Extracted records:

::::::::::

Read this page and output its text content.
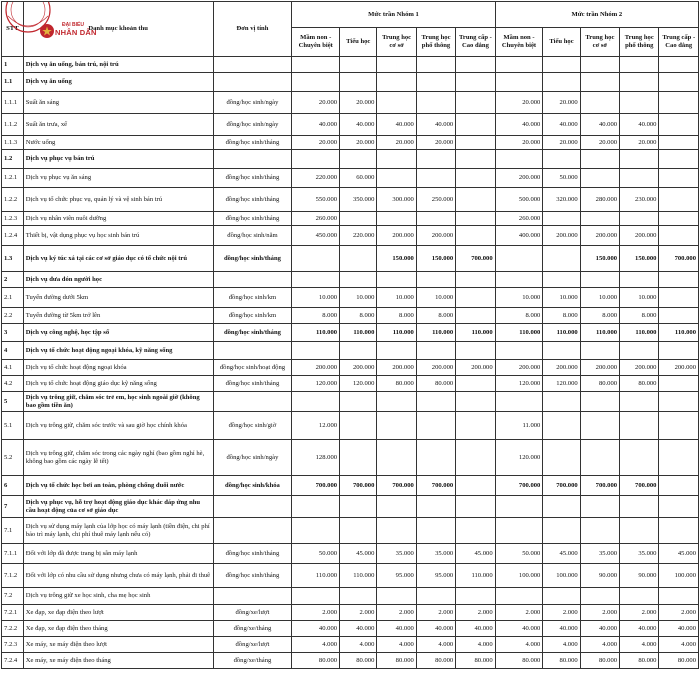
STT	Danh mục khoản thu	Đơn vị tính	Mức trần Nhóm 1					Mức trần Nhóm 2				
			Mầm non - Chuyên biệt	Tiểu học	Trung học cơ sở	Trung học phổ thông	Trung cấp - Cao đẳng	Mầm non - Chuyên biệt	Tiểu học	Trung học cơ sở	Trung học phổ thông	Trung cấp - Cao đẳng
1	Dịch vụ ăn uống, bán trú, nội trú											
1.1	Dịch vụ ăn uống											
1.1.1	Suất ăn sáng	đồng/học sinh/ngày	20.000	20.000				20.000	20.000			
1.1.2	Suất ăn trưa, xế	đồng/học sinh/ngày	40.000	40.000	40.000	40.000		40.000	40.000	40.000	40.000	
1.1.3	Nước uống	đồng/học sinh/tháng	20.000	20.000	20.000	20.000		20.000	20.000	20.000	20.000	
1.2	Dịch vụ phục vụ bán trú											
1.2.1	Dịch vụ phục vụ ăn sáng	đồng/học sinh/tháng	220.000	60.000				200.000	50.000			
1.2.2	Dịch vụ tổ chức phục vụ, quản lý và vệ sinh bán trú	đồng/học sinh/tháng	550.000	350.000	300.000	250.000		500.000	320.000	280.000	230.000	
1.2.3	Dịch vụ nhân viên nuôi dưỡng	đồng/học sinh/tháng	260.000					260.000				
1.2.4	Thiết bị, vật dụng phục vụ học sinh bán trú	đồng/học sinh/năm	450.000	220.000	200.000	200.000		400.000	200.000	200.000	200.000	
1.3	Dịch vụ ký túc xá tại các cơ sở giáo dục có tổ chức nội trú	đồng/học sinh/tháng			150.000	150.000	700.000			150.000	150.000	700.000
2	Dịch vụ đưa đón người học											
2.1	Tuyến đường dưới 5km	đồng/học sinh/km	10.000	10.000	10.000	10.000		10.000	10.000	10.000	10.000	
2.2	Tuyến đường từ 5km trở lên	đồng/học sinh/km	8.000	8.000	8.000	8.000		8.000	8.000	8.000	8.000	
3	Dịch vụ công nghệ, học tập số	đồng/học sinh/tháng	110.000	110.000	110.000	110.000	110.000	110.000	110.000	110.000	110.000	110.000
4	Dịch vụ tổ chức hoạt động ngoại khóa, kỹ năng sống											
4.1	Dịch vụ tổ chức hoạt động ngoại khóa	đồng/học sinh/hoạt động	200.000	200.000	200.000	200.000	200.000	200.000	200.000	200.000	200.000	200.000
4.2	Dịch vụ tổ chức hoạt động giáo dục kỹ năng sống	đồng/học sinh/tháng	120.000	120.000	80.000	80.000		120.000	120.000	80.000	80.000	
5	Dịch vụ trông giữ, chăm sóc trẻ em, học sinh ngoài giờ (không bao gồm tiền ăn)											
5.1	Dịch vụ trông giữ, chăm sóc trước và sau giờ học chính khóa	đồng/học sinh/giờ	12.000					11.000				
5.2	Dịch vụ trông giữ, chăm sóc trong các ngày nghỉ (bao gồm nghỉ hè, không bao gồm các ngày lễ tết)	đồng/học sinh/ngày	128.000					120.000				
6	Dịch vụ tổ chức học bơi an toàn, phòng chống đuối nước	đồng/học sinh/khóa	700.000	700.000	700.000	700.000		700.000	700.000	700.000	700.000	
7	Dịch vụ phục vụ, hỗ trợ hoạt động giáo dục khác đáp ứng nhu cầu hoạt động của cơ sở giáo dục											
7.1	Dịch vụ sử dụng máy lạnh của lớp học có máy lạnh (tiền điện, chi phí bảo trì máy lạnh, chi phí thuê máy lạnh nếu có)											
7.1.1	Đối với lớp đã được trang bị sẵn máy lạnh	đồng/học sinh/tháng	50.000	45.000	35.000	35.000	45.000	50.000	45.000	35.000	35.000	45.000
7.1.2	Đối với lớp có nhu cầu sử dụng nhưng chưa có máy lạnh, phải đi thuê	đồng/học sinh/tháng	110.000	110.000	95.000	95.000	110.000	100.000	100.000	90.000	90.000	100.000
7.2	Dịch vụ trông giữ xe học sinh, cha mẹ học sinh											
7.2.1	Xe đạp, xe đạp điện theo lượt	đồng/xe/lượt	2.000	2.000	2.000	2.000	2.000	2.000	2.000	2.000	2.000	2.000
7.2.2	Xe đạp, xe đạp điện theo tháng	đồng/xe/tháng	40.000	40.000	40.000	40.000	40.000	40.000	40.000	40.000	40.000	40.000
7.2.3	Xe máy, xe máy điện theo lượt	đồng/xe/lượt	4.000	4.000	4.000	4.000	4.000	4.000	4.000	4.000	4.000	4.000
7.2.4	Xe máy, xe máy điện theo tháng	đồng/xe/tháng	80.000	80.000	80.000	80.000	80.000	80.000	80.000	80.000	80.000	80.000
ĐẠI BIỂU
NHÂN DÂN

::::::::::

EXERCISE GOAL —
Consider the entries above and return each line with the string "giáo".

ANSWER TO THE TASK —
1.3	Dịch vụ ký túc xá tại các cơ sở giáo dục có tổ chức nội trú	đồng/học sinh/tháng			150.000	150.000	700.000			150.000	150.000	700.000
4.2	Dịch vụ tổ chức hoạt động giáo dục kỹ năng sống	đồng/học sinh/tháng	120.000	120.000	80.000	80.000		120.000	120.000	80.000	80.000	
7	Dịch vụ phục vụ, hỗ trợ hoạt động giáo dục khác đáp ứng nhu cầu hoạt động của cơ sở giáo dục											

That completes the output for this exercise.